** START Material shown **
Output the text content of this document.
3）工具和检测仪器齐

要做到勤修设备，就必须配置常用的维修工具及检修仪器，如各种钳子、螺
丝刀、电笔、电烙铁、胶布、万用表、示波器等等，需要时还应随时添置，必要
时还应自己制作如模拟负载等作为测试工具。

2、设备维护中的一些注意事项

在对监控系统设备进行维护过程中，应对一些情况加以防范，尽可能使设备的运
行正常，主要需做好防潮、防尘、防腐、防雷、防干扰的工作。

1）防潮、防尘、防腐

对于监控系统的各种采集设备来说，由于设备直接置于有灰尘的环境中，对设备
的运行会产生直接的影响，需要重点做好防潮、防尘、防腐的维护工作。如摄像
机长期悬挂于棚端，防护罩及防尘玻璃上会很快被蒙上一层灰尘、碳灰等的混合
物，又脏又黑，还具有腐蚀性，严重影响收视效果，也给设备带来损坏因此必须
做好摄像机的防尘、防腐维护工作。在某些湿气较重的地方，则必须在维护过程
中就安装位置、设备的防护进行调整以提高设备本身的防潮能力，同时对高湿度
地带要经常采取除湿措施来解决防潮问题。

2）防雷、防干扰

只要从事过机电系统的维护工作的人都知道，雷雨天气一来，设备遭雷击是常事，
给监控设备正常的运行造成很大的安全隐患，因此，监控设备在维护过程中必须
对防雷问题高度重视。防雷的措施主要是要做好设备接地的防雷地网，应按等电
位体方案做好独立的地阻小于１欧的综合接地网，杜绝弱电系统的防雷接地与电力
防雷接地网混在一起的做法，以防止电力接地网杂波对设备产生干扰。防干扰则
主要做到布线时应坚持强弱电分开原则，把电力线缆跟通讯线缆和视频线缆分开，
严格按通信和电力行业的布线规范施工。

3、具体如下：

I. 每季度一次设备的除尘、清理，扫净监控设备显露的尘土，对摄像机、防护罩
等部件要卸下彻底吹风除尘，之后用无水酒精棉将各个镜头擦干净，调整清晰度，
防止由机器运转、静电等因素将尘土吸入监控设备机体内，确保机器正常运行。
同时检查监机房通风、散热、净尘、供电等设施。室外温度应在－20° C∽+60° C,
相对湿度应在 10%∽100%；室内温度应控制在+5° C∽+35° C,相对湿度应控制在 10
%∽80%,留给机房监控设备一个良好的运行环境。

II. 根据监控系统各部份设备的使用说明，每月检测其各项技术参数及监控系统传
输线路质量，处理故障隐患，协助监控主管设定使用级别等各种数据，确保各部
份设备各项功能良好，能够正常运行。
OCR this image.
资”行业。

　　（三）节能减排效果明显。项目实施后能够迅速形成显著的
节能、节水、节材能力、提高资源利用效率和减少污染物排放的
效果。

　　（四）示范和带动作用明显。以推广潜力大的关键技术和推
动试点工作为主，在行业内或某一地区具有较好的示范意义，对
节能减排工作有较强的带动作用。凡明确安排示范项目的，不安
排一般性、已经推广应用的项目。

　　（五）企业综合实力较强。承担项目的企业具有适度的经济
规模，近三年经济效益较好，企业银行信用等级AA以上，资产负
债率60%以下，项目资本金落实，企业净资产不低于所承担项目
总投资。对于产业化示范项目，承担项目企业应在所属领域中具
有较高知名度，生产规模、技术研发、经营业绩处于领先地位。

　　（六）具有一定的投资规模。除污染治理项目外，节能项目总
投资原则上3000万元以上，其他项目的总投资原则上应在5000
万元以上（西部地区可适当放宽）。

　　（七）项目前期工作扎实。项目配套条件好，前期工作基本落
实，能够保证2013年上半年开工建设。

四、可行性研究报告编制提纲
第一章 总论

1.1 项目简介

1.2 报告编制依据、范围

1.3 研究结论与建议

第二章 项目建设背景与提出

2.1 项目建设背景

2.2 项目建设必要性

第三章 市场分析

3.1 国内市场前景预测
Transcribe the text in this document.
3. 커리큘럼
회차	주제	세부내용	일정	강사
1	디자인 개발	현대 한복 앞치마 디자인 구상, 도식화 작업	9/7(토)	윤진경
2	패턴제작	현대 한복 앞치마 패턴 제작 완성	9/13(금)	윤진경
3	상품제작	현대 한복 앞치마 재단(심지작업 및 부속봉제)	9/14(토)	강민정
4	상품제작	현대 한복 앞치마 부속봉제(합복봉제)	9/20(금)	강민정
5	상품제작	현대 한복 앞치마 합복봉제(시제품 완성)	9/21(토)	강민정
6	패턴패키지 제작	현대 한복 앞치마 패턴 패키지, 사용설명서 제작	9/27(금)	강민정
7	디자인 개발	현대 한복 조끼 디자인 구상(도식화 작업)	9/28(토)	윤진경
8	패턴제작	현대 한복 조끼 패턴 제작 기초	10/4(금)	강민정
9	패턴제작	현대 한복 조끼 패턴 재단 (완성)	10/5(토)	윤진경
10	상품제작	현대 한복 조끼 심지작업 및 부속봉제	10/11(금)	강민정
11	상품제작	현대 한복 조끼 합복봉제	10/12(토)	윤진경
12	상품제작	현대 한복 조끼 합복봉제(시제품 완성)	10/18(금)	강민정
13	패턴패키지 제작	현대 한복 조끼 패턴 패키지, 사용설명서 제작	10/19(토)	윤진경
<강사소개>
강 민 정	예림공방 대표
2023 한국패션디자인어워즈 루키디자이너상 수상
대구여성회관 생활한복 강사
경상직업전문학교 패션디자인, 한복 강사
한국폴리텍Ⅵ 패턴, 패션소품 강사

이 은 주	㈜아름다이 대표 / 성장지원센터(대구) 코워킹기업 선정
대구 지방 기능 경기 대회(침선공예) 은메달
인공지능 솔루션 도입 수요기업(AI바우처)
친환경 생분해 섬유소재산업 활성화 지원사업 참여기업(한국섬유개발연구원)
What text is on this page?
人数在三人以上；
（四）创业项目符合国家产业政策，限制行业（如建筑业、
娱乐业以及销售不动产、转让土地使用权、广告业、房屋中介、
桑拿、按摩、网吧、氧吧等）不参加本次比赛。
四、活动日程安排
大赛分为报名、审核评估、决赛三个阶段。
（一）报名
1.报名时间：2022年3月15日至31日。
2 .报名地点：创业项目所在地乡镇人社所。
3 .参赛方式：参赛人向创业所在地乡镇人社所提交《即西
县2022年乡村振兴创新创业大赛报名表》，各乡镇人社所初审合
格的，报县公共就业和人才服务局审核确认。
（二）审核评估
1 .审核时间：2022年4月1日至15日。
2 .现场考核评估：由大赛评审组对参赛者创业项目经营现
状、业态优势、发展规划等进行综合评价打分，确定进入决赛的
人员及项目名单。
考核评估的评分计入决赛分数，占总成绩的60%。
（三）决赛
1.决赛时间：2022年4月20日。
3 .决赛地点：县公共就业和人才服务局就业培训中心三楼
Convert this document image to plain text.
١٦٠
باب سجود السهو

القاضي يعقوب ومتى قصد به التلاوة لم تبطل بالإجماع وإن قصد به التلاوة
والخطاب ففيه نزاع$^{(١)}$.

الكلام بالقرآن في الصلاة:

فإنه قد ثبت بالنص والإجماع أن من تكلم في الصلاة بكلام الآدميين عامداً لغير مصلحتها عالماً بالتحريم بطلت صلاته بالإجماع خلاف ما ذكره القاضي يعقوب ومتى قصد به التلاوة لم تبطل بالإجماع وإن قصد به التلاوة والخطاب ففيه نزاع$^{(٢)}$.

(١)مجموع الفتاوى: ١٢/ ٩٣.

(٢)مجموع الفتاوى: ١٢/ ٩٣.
** END Material shown **
→ Task brief: Output the listing above exactly as it appears.

→ Task solution:
Output the text content of this document.
3）工具和检测仪器齐

要做到勤修设备，就必须配置常用的维修工具及检修仪器，如各种钳子、螺
丝刀、电笔、电烙铁、胶布、万用表、示波器等等，需要时还应随时添置，必要
时还应自己制作如模拟负载等作为测试工具。

2、设备维护中的一些注意事项

在对监控系统设备进行维护过程中，应对一些情况加以防范，尽可能使设备的运
行正常，主要需做好防潮、防尘、防腐、防雷、防干扰的工作。

1）防潮、防尘、防腐

对于监控系统的各种采集设备来说，由于设备直接置于有灰尘的环境中，对设备
的运行会产生直接的影响，需要重点做好防潮、防尘、防腐的维护工作。如摄像
机长期悬挂于棚端，防护罩及防尘玻璃上会很快被蒙上一层灰尘、碳灰等的混合
物，又脏又黑，还具有腐蚀性，严重影响收视效果，也给设备带来损坏因此必须
做好摄像机的防尘、防腐维护工作。在某些湿气较重的地方，则必须在维护过程
中就安装位置、设备的防护进行调整以提高设备本身的防潮能力，同时对高湿度
地带要经常采取除湿措施来解决防潮问题。

2）防雷、防干扰

只要从事过机电系统的维护工作的人都知道，雷雨天气一来，设备遭雷击是常事，
给监控设备正常的运行造成很大的安全隐患，因此，监控设备在维护过程中必须
对防雷问题高度重视。防雷的措施主要是要做好设备接地的防雷地网，应按等电
位体方案做好独立的地阻小于１欧的综合接地网，杜绝弱电系统的防雷接地与电力
防雷接地网混在一起的做法，以防止电力接地网杂波对设备产生干扰。防干扰则
主要做到布线时应坚持强弱电分开原则，把电力线缆跟通讯线缆和视频线缆分开，
严格按通信和电力行业的布线规范施工。

3、具体如下：

I. 每季度一次设备的除尘、清理，扫净监控设备显露的尘土，对摄像机、防护罩
等部件要卸下彻底吹风除尘，之后用无水酒精棉将各个镜头擦干净，调整清晰度，
防止由机器运转、静电等因素将尘土吸入监控设备机体内，确保机器正常运行。
同时检查监机房通风、散热、净尘、供电等设施。室外温度应在－20° C∽+60° C,
相对湿度应在 10%∽100%；室内温度应控制在+5° C∽+35° C,相对湿度应控制在 10
%∽80%,留给机房监控设备一个良好的运行环境。

II. 根据监控系统各部份设备的使用说明，每月检测其各项技术参数及监控系统传
输线路质量，处理故障隐患，协助监控主管设定使用级别等各种数据，确保各部
份设备各项功能良好，能够正常运行。
OCR this image.
资”行业。

　　（三）节能减排效果明显。项目实施后能够迅速形成显著的
节能、节水、节材能力、提高资源利用效率和减少污染物排放的
效果。

　　（四）示范和带动作用明显。以推广潜力大的关键技术和推
动试点工作为主，在行业内或某一地区具有较好的示范意义，对
节能减排工作有较强的带动作用。凡明确安排示范项目的，不安
排一般性、已经推广应用的项目。

　　（五）企业综合实力较强。承担项目的企业具有适度的经济
规模，近三年经济效益较好，企业银行信用等级AA以上，资产负
债率60%以下，项目资本金落实，企业净资产不低于所承担项目
总投资。对于产业化示范项目，承担项目企业应在所属领域中具
有较高知名度，生产规模、技术研发、经营业绩处于领先地位。

　　（六）具有一定的投资规模。除污染治理项目外，节能项目总
投资原则上3000万元以上，其他项目的总投资原则上应在5000
万元以上（西部地区可适当放宽）。

　　（七）项目前期工作扎实。项目配套条件好，前期工作基本落
实，能够保证2013年上半年开工建设。

四、可行性研究报告编制提纲
第一章 总论

1.1 项目简介

1.2 报告编制依据、范围

1.3 研究结论与建议

第二章 项目建设背景与提出

2.1 项目建设背景

2.2 项目建设必要性

第三章 市场分析

3.1 国内市场前景预测
Transcribe the text in this document.
3. 커리큘럼
회차	주제	세부내용	일정	강사
1	디자인 개발	현대 한복 앞치마 디자인 구상, 도식화 작업	9/7(토)	윤진경
2	패턴제작	현대 한복 앞치마 패턴 제작 완성	9/13(금)	윤진경
3	상품제작	현대 한복 앞치마 재단(심지작업 및 부속봉제)	9/14(토)	강민정
4	상품제작	현대 한복 앞치마 부속봉제(합복봉제)	9/20(금)	강민정
5	상품제작	현대 한복 앞치마 합복봉제(시제품 완성)	9/21(토)	강민정
6	패턴패키지 제작	현대 한복 앞치마 패턴 패키지, 사용설명서 제작	9/27(금)	강민정
7	디자인 개발	현대 한복 조끼 디자인 구상(도식화 작업)	9/28(토)	윤진경
8	패턴제작	현대 한복 조끼 패턴 제작 기초	10/4(금)	강민정
9	패턴제작	현대 한복 조끼 패턴 재단 (완성)	10/5(토)	윤진경
10	상품제작	현대 한복 조끼 심지작업 및 부속봉제	10/11(금)	강민정
11	상품제작	현대 한복 조끼 합복봉제	10/12(토)	윤진경
12	상품제작	현대 한복 조끼 합복봉제(시제품 완성)	10/18(금)	강민정
13	패턴패키지 제작	현대 한복 조끼 패턴 패키지, 사용설명서 제작	10/19(토)	윤진경
<강사소개>
강 민 정	예림공방 대표
2023 한국패션디자인어워즈 루키디자이너상 수상
대구여성회관 생활한복 강사
경상직업전문학교 패션디자인, 한복 강사
한국폴리텍Ⅵ 패턴, 패션소품 강사

이 은 주	㈜아름다이 대표 / 성장지원센터(대구) 코워킹기업 선정
대구 지방 기능 경기 대회(침선공예) 은메달
인공지능 솔루션 도입 수요기업(AI바우처)
친환경 생분해 섬유소재산업 활성화 지원사업 참여기업(한국섬유개발연구원)
What text is on this page?
人数在三人以上；
（四）创业项目符合国家产业政策，限制行业（如建筑业、
娱乐业以及销售不动产、转让土地使用权、广告业、房屋中介、
桑拿、按摩、网吧、氧吧等）不参加本次比赛。
四、活动日程安排
大赛分为报名、审核评估、决赛三个阶段。
（一）报名
1.报名时间：2022年3月15日至31日。
2 .报名地点：创业项目所在地乡镇人社所。
3 .参赛方式：参赛人向创业所在地乡镇人社所提交《即西
县2022年乡村振兴创新创业大赛报名表》，各乡镇人社所初审合
格的，报县公共就业和人才服务局审核确认。
（二）审核评估
1 .审核时间：2022年4月1日至15日。
2 .现场考核评估：由大赛评审组对参赛者创业项目经营现
状、业态优势、发展规划等进行综合评价打分，确定进入决赛的
人员及项目名单。
考核评估的评分计入决赛分数，占总成绩的60%。
（三）决赛
1.决赛时间：2022年4月20日。
3 .决赛地点：县公共就业和人才服务局就业培训中心三楼
Convert this document image to plain text.
١٦٠
باب سجود السهو

القاضي يعقوب ومتى قصد به التلاوة لم تبطل بالإجماع وإن قصد به التلاوة
والخطاب ففيه نزاع$^{(١)}$.

الكلام بالقرآن في الصلاة:

فإنه قد ثبت بالنص والإجماع أن من تكلم في الصلاة بكلام الآدميين عامداً لغير مصلحتها عالماً بالتحريم بطلت صلاته بالإجماع خلاف ما ذكره القاضي يعقوب ومتى قصد به التلاوة لم تبطل بالإجماع وإن قصد به التلاوة والخطاب ففيه نزاع$^{(٢)}$.

(١)مجموع الفتاوى: ١٢/ ٩٣.

(٢)مجموع الفتاوى: ١٢/ ٩٣.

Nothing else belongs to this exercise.